Copy the data below exactly, omitting any picture it contains.
Start EXERCISE MATERIAL
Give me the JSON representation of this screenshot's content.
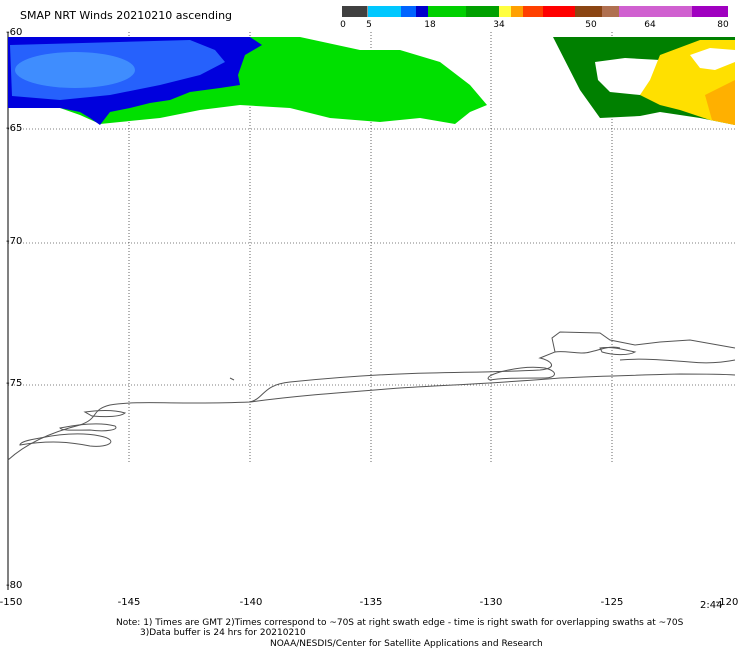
{
  "title": "SMAP NRT Winds 20210210 ascending",
  "colorbar": {
    "labels": [
      "0",
      "5",
      "18",
      "34",
      "50",
      "64",
      "80"
    ],
    "colors": [
      "#404040",
      "#9a9a9a",
      "#00c8ff",
      "#0064ff",
      "#0000cc",
      "#00d000",
      "#00a000",
      "#ffff40",
      "#ffa000",
      "#ff4000",
      "#ff0000",
      "#8b4513",
      "#b07050",
      "#d060d0",
      "#a000c0"
    ]
  },
  "map": {
    "lat_labels": [
      "-60",
      "-65",
      "-70",
      "-75",
      "-80"
    ],
    "lon_labels": [
      "-150",
      "-145",
      "-140",
      "-135",
      "-130",
      "-125",
      "-120"
    ],
    "legend_colors": {
      "strong_low": "#0000dd",
      "moderate": "#00e000",
      "high": "#008000",
      "very_high": "#ffe000"
    }
  },
  "time_stamp": "2:44",
  "notes": {
    "line1": "Note: 1) Times are GMT 2)Times correspond to ~70S at right swath edge - time is right swath for overlapping swaths at ~70S",
    "line2": "3)Data buffer is 24 hrs for 20210210",
    "line3": "NOAA/NESDIS/Center for Satellite Applications and Research"
  }
}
End EXERCISE MATERIAL
FINISHED TASK:
Give me the JSON representation of this screenshot's content.
{
  "title": "SMAP NRT Winds 20210210 ascending",
  "colorbar": {
    "labels": [
      "0",
      "5",
      "18",
      "34",
      "50",
      "64",
      "80"
    ],
    "colors": [
      "#404040",
      "#9a9a9a",
      "#00c8ff",
      "#0064ff",
      "#0000cc",
      "#00d000",
      "#00a000",
      "#ffff40",
      "#ffa000",
      "#ff4000",
      "#ff0000",
      "#8b4513",
      "#b07050",
      "#d060d0",
      "#a000c0"
    ]
  },
  "map": {
    "lat_labels": [
      "-60",
      "-65",
      "-70",
      "-75",
      "-80"
    ],
    "lon_labels": [
      "-150",
      "-145",
      "-140",
      "-135",
      "-130",
      "-125",
      "-120"
    ],
    "legend_colors": {
      "strong_low": "#0000dd",
      "moderate": "#00e000",
      "high": "#008000",
      "very_high": "#ffe000"
    }
  },
  "time_stamp": "2:44",
  "notes": {
    "line1": "Note: 1) Times are GMT 2)Times correspond to ~70S at right swath edge - time is right swath for overlapping swaths at ~70S",
    "line2": "3)Data buffer is 24 hrs for 20210210",
    "line3": "NOAA/NESDIS/Center for Satellite Applications and Research"
  }
}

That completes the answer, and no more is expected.